> DIRECTIVE:
Reproduce the records below in their entirety, character for character.

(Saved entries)
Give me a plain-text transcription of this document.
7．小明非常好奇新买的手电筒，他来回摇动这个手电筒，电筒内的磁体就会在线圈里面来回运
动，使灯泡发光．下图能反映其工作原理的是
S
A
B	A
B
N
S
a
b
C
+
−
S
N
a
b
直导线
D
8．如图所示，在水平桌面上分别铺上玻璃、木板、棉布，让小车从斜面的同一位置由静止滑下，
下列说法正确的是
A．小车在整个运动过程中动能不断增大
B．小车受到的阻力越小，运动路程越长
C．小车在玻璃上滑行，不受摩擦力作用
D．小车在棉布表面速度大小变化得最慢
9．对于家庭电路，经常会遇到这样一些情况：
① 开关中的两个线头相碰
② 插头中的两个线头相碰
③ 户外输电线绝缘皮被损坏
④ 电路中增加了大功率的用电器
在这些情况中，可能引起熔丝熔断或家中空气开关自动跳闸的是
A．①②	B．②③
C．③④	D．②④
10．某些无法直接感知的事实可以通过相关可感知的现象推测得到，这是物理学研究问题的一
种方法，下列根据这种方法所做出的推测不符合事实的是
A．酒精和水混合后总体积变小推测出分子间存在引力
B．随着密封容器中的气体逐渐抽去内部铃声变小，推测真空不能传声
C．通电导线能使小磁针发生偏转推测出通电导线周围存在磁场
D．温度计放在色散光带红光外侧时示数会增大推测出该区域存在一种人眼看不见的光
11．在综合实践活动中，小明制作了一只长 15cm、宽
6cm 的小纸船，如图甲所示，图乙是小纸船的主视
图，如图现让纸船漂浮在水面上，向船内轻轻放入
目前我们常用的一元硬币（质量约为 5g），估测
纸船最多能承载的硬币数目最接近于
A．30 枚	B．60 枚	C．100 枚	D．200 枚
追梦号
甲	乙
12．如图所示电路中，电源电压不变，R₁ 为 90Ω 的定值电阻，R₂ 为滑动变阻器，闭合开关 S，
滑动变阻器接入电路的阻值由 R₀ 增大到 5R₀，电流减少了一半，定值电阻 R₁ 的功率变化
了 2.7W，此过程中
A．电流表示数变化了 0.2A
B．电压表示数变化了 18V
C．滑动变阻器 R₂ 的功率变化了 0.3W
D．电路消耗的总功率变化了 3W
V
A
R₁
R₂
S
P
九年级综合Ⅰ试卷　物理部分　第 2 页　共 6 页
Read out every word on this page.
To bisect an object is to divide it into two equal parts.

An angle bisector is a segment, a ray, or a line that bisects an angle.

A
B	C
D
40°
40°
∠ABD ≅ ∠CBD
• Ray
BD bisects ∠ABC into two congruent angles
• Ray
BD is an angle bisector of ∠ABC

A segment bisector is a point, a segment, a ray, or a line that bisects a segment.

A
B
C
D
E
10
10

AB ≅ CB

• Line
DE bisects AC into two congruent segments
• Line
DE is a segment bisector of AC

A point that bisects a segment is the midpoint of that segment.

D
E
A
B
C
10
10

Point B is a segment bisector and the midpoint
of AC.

> EXPECTED OUTPUT:
Give me a plain-text transcription of this document.
7．小明非常好奇新买的手电筒，他来回摇动这个手电筒，电筒内的磁体就会在线圈里面来回运
动，使灯泡发光．下图能反映其工作原理的是
S
A
B	A
B
N
S
a
b
C
+
−
S
N
a
b
直导线
D
8．如图所示，在水平桌面上分别铺上玻璃、木板、棉布，让小车从斜面的同一位置由静止滑下，
下列说法正确的是
A．小车在整个运动过程中动能不断增大
B．小车受到的阻力越小，运动路程越长
C．小车在玻璃上滑行，不受摩擦力作用
D．小车在棉布表面速度大小变化得最慢
9．对于家庭电路，经常会遇到这样一些情况：
① 开关中的两个线头相碰
② 插头中的两个线头相碰
③ 户外输电线绝缘皮被损坏
④ 电路中增加了大功率的用电器
在这些情况中，可能引起熔丝熔断或家中空气开关自动跳闸的是
A．①②	B．②③
C．③④	D．②④
10．某些无法直接感知的事实可以通过相关可感知的现象推测得到，这是物理学研究问题的一
种方法，下列根据这种方法所做出的推测不符合事实的是
A．酒精和水混合后总体积变小推测出分子间存在引力
B．随着密封容器中的气体逐渐抽去内部铃声变小，推测真空不能传声
C．通电导线能使小磁针发生偏转推测出通电导线周围存在磁场
D．温度计放在色散光带红光外侧时示数会增大推测出该区域存在一种人眼看不见的光
11．在综合实践活动中，小明制作了一只长 15cm、宽
6cm 的小纸船，如图甲所示，图乙是小纸船的主视
图，如图现让纸船漂浮在水面上，向船内轻轻放入
目前我们常用的一元硬币（质量约为 5g），估测
纸船最多能承载的硬币数目最接近于
A．30 枚	B．60 枚	C．100 枚	D．200 枚
追梦号
甲	乙
12．如图所示电路中，电源电压不变，R₁ 为 90Ω 的定值电阻，R₂ 为滑动变阻器，闭合开关 S，
滑动变阻器接入电路的阻值由 R₀ 增大到 5R₀，电流减少了一半，定值电阻 R₁ 的功率变化
了 2.7W，此过程中
A．电流表示数变化了 0.2A
B．电压表示数变化了 18V
C．滑动变阻器 R₂ 的功率变化了 0.3W
D．电路消耗的总功率变化了 3W
V
A
R₁
R₂
S
P
九年级综合Ⅰ试卷　物理部分　第 2 页　共 6 页
Read out every word on this page.
To bisect an object is to divide it into two equal parts.

An angle bisector is a segment, a ray, or a line that bisects an angle.

A
B	C
D
40°
40°
∠ABD ≅ ∠CBD
• Ray
BD bisects ∠ABC into two congruent angles
• Ray
BD is an angle bisector of ∠ABC

A segment bisector is a point, a segment, a ray, or a line that bisects a segment.

A
B
C
D
E
10
10

AB ≅ CB

• Line
DE bisects AC into two congruent segments
• Line
DE is a segment bisector of AC

A point that bisects a segment is the midpoint of that segment.

D
E
A
B
C
10
10

Point B is a segment bisector and the midpoint
of AC.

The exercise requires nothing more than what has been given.